What the exercise asks => Restate the records in their entirety, word for word.

Information supplied =>
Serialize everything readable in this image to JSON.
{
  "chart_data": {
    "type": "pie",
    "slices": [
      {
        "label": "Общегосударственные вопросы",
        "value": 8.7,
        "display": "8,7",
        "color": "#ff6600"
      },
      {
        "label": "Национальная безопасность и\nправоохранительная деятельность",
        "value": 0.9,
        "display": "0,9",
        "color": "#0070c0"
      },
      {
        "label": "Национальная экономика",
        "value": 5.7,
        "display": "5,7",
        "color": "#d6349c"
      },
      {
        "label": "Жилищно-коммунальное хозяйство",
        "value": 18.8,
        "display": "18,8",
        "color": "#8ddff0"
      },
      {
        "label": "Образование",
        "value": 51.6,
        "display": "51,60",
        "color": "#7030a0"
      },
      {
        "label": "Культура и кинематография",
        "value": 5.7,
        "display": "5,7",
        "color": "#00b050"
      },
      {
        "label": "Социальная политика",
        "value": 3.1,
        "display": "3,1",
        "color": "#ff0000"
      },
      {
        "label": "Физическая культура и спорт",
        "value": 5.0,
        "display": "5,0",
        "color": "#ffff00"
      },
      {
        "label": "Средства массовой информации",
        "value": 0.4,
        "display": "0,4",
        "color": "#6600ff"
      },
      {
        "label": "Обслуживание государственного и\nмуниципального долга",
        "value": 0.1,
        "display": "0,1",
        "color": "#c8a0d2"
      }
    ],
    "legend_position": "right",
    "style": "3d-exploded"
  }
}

Completed task =>
Serialize everything readable in this image to JSON.
{
  "chart_data": {
    "type": "pie",
    "slices": [
      {
        "label": "Общегосударственные вопросы",
        "value": 8.7,
        "display": "8,7",
        "color": "#ff6600"
      },
      {
        "label": "Национальная безопасность и\nправоохранительная деятельность",
        "value": 0.9,
        "display": "0,9",
        "color": "#0070c0"
      },
      {
        "label": "Национальная экономика",
        "value": 5.7,
        "display": "5,7",
        "color": "#d6349c"
      },
      {
        "label": "Жилищно-коммунальное хозяйство",
        "value": 18.8,
        "display": "18,8",
        "color": "#8ddff0"
      },
      {
        "label": "Образование",
        "value": 51.6,
        "display": "51,60",
        "color": "#7030a0"
      },
      {
        "label": "Культура и кинематография",
        "value": 5.7,
        "display": "5,7",
        "color": "#00b050"
      },
      {
        "label": "Социальная политика",
        "value": 3.1,
        "display": "3,1",
        "color": "#ff0000"
      },
      {
        "label": "Физическая культура и спорт",
        "value": 5.0,
        "display": "5,0",
        "color": "#ffff00"
      },
      {
        "label": "Средства массовой информации",
        "value": 0.4,
        "display": "0,4",
        "color": "#6600ff"
      },
      {
        "label": "Обслуживание государственного и\nмуниципального долга",
        "value": 0.1,
        "display": "0,1",
        "color": "#c8a0d2"
      }
    ],
    "legend_position": "right",
    "style": "3d-exploded"
  }
}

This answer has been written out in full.